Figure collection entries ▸
'''

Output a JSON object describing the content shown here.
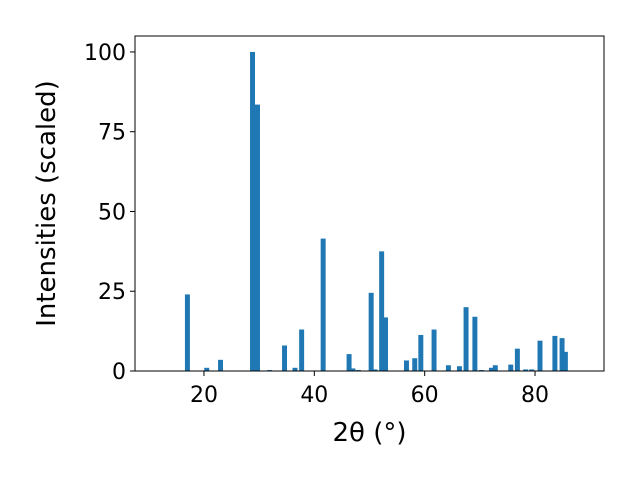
{
  "chart_data": {
    "type": "bar",
    "xlabel": "2θ (°)",
    "ylabel": "Intensities (scaled)",
    "xlim": [
      7.5,
      92.5
    ],
    "ylim": [
      0,
      105
    ],
    "xticks": [
      20,
      40,
      60,
      80
    ],
    "yticks": [
      0,
      25,
      50,
      75,
      100
    ],
    "bar_width": 0.9,
    "bar_color": "#1f77b4",
    "grid": false,
    "bars": [
      {
        "x": 17.0,
        "y": 24.0
      },
      {
        "x": 20.5,
        "y": 1.0
      },
      {
        "x": 23.0,
        "y": 3.5
      },
      {
        "x": 28.8,
        "y": 100.0
      },
      {
        "x": 29.7,
        "y": 83.5
      },
      {
        "x": 31.9,
        "y": 0.3
      },
      {
        "x": 34.6,
        "y": 8.0
      },
      {
        "x": 36.5,
        "y": 1.0
      },
      {
        "x": 37.7,
        "y": 13.0
      },
      {
        "x": 41.6,
        "y": 41.5
      },
      {
        "x": 46.3,
        "y": 5.3
      },
      {
        "x": 47.0,
        "y": 0.8
      },
      {
        "x": 48.0,
        "y": 0.3
      },
      {
        "x": 50.3,
        "y": 24.5
      },
      {
        "x": 51.0,
        "y": 0.5
      },
      {
        "x": 52.2,
        "y": 37.5
      },
      {
        "x": 52.9,
        "y": 16.8
      },
      {
        "x": 56.7,
        "y": 3.3
      },
      {
        "x": 58.2,
        "y": 4.0
      },
      {
        "x": 59.3,
        "y": 11.3
      },
      {
        "x": 61.7,
        "y": 13.0
      },
      {
        "x": 64.3,
        "y": 1.8
      },
      {
        "x": 66.3,
        "y": 1.5
      },
      {
        "x": 67.5,
        "y": 20.0
      },
      {
        "x": 69.1,
        "y": 17.0
      },
      {
        "x": 70.3,
        "y": 0.3
      },
      {
        "x": 72.1,
        "y": 1.0
      },
      {
        "x": 72.8,
        "y": 1.8
      },
      {
        "x": 75.6,
        "y": 2.0
      },
      {
        "x": 76.8,
        "y": 7.0
      },
      {
        "x": 78.3,
        "y": 0.5
      },
      {
        "x": 79.4,
        "y": 0.5
      },
      {
        "x": 80.9,
        "y": 9.5
      },
      {
        "x": 83.6,
        "y": 11.0
      },
      {
        "x": 84.9,
        "y": 10.3
      },
      {
        "x": 85.5,
        "y": 6.0
      }
    ]
  }
}
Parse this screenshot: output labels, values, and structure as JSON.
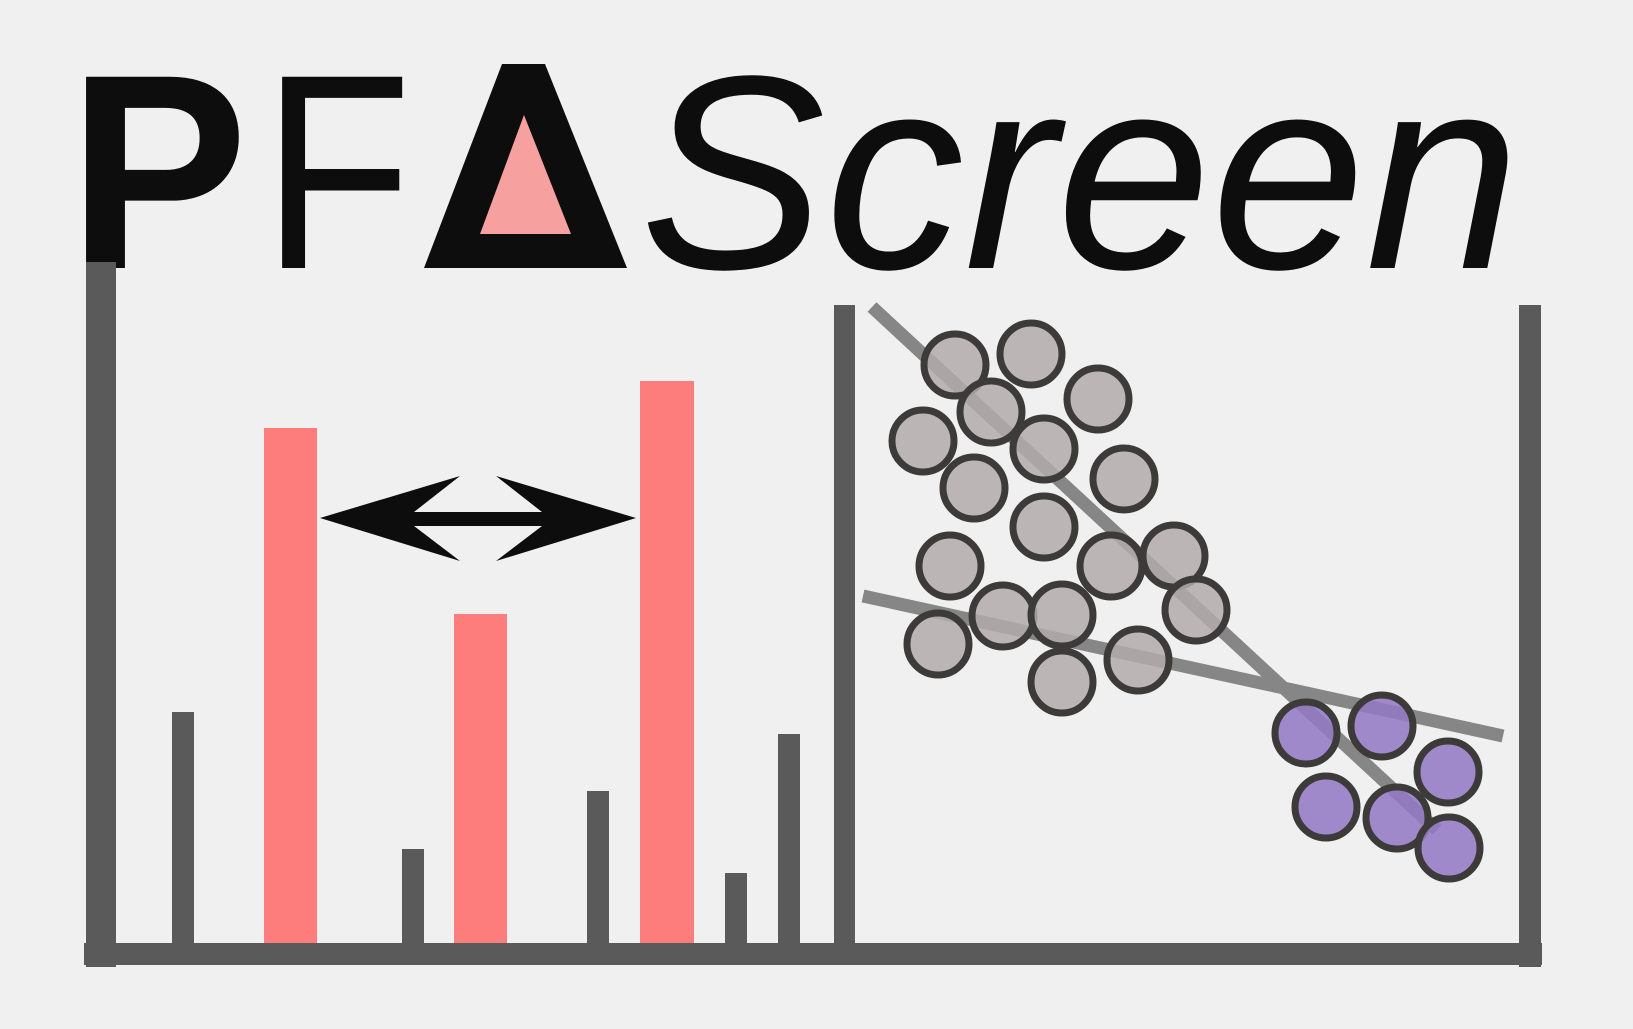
{
  "logo": {
    "letters_plain": "PF",
    "letter_symbol": "Δ",
    "letters_italic": "Screen"
  },
  "colors": {
    "background": "#f0f0f0",
    "ink": "#0d0d0d",
    "axis": "#5a5a5a",
    "peak_bar": "#fd7c7c",
    "triangle_fill": "#f7a0a0",
    "fit_line": "#868686",
    "point_fill": "#b1acaa",
    "point_fill_highlight": "#937ac4",
    "point_stroke": "#3d3a3a"
  },
  "icons": {
    "delta": "delta-triangle-icon",
    "double_arrow": "double-headed-arrow-icon"
  }
}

'''

What the task requires ▸
Write the entries above out in full, exactly, with no images.

Result for this exercise ▸
Output a JSON object describing the content shown here.
{
  "chart_data": {
    "type": "bar",
    "xlabel": "2θ (°)",
    "ylabel": "Intensities (scaled)",
    "xlim": [
      7.5,
      92.5
    ],
    "ylim": [
      0,
      105
    ],
    "xticks": [
      20,
      40,
      60,
      80
    ],
    "yticks": [
      0,
      25,
      50,
      75,
      100
    ],
    "bar_width": 0.9,
    "bar_color": "#1f77b4",
    "grid": false,
    "bars": [
      {
        "x": 17.0,
        "y": 24.0
      },
      {
        "x": 20.5,
        "y": 1.0
      },
      {
        "x": 23.0,
        "y": 3.5
      },
      {
        "x": 28.8,
        "y": 100.0
      },
      {
        "x": 29.7,
        "y": 83.5
      },
      {
        "x": 31.9,
        "y": 0.3
      },
      {
        "x": 34.6,
        "y": 8.0
      },
      {
        "x": 36.5,
        "y": 1.0
      },
      {
        "x": 37.7,
        "y": 13.0
      },
      {
        "x": 41.6,
        "y": 41.5
      },
      {
        "x": 46.3,
        "y": 5.3
      },
      {
        "x": 47.0,
        "y": 0.8
      },
      {
        "x": 48.0,
        "y": 0.3
      },
      {
        "x": 50.3,
        "y": 24.5
      },
      {
        "x": 51.0,
        "y": 0.5
      },
      {
        "x": 52.2,
        "y": 37.5
      },
      {
        "x": 52.9,
        "y": 16.8
      },
      {
        "x": 56.7,
        "y": 3.3
      },
      {
        "x": 58.2,
        "y": 4.0
      },
      {
        "x": 59.3,
        "y": 11.3
      },
      {
        "x": 61.7,
        "y": 13.0
      },
      {
        "x": 64.3,
        "y": 1.8
      },
      {
        "x": 66.3,
        "y": 1.5
      },
      {
        "x": 67.5,
        "y": 20.0
      },
      {
        "x": 69.1,
        "y": 17.0
      },
      {
        "x": 70.3,
        "y": 0.3
      },
      {
        "x": 72.1,
        "y": 1.0
      },
      {
        "x": 72.8,
        "y": 1.8
      },
      {
        "x": 75.6,
        "y": 2.0
      },
      {
        "x": 76.8,
        "y": 7.0
      },
      {
        "x": 78.3,
        "y": 0.5
      },
      {
        "x": 79.4,
        "y": 0.5
      },
      {
        "x": 80.9,
        "y": 9.5
      },
      {
        "x": 83.6,
        "y": 11.0
      },
      {
        "x": 84.9,
        "y": 10.3
      },
      {
        "x": 85.5,
        "y": 6.0
      }
    ]
  }
}
Parse this screenshot: output labels, values, and structure as JSON.
{
  "logo": {
    "letters_plain": "PF",
    "letter_symbol": "Δ",
    "letters_italic": "Screen"
  },
  "colors": {
    "background": "#f0f0f0",
    "ink": "#0d0d0d",
    "axis": "#5a5a5a",
    "peak_bar": "#fd7c7c",
    "triangle_fill": "#f7a0a0",
    "fit_line": "#868686",
    "point_fill": "#b1acaa",
    "point_fill_highlight": "#937ac4",
    "point_stroke": "#3d3a3a"
  },
  "icons": {
    "delta": "delta-triangle-icon",
    "double_arrow": "double-headed-arrow-icon"
  }
}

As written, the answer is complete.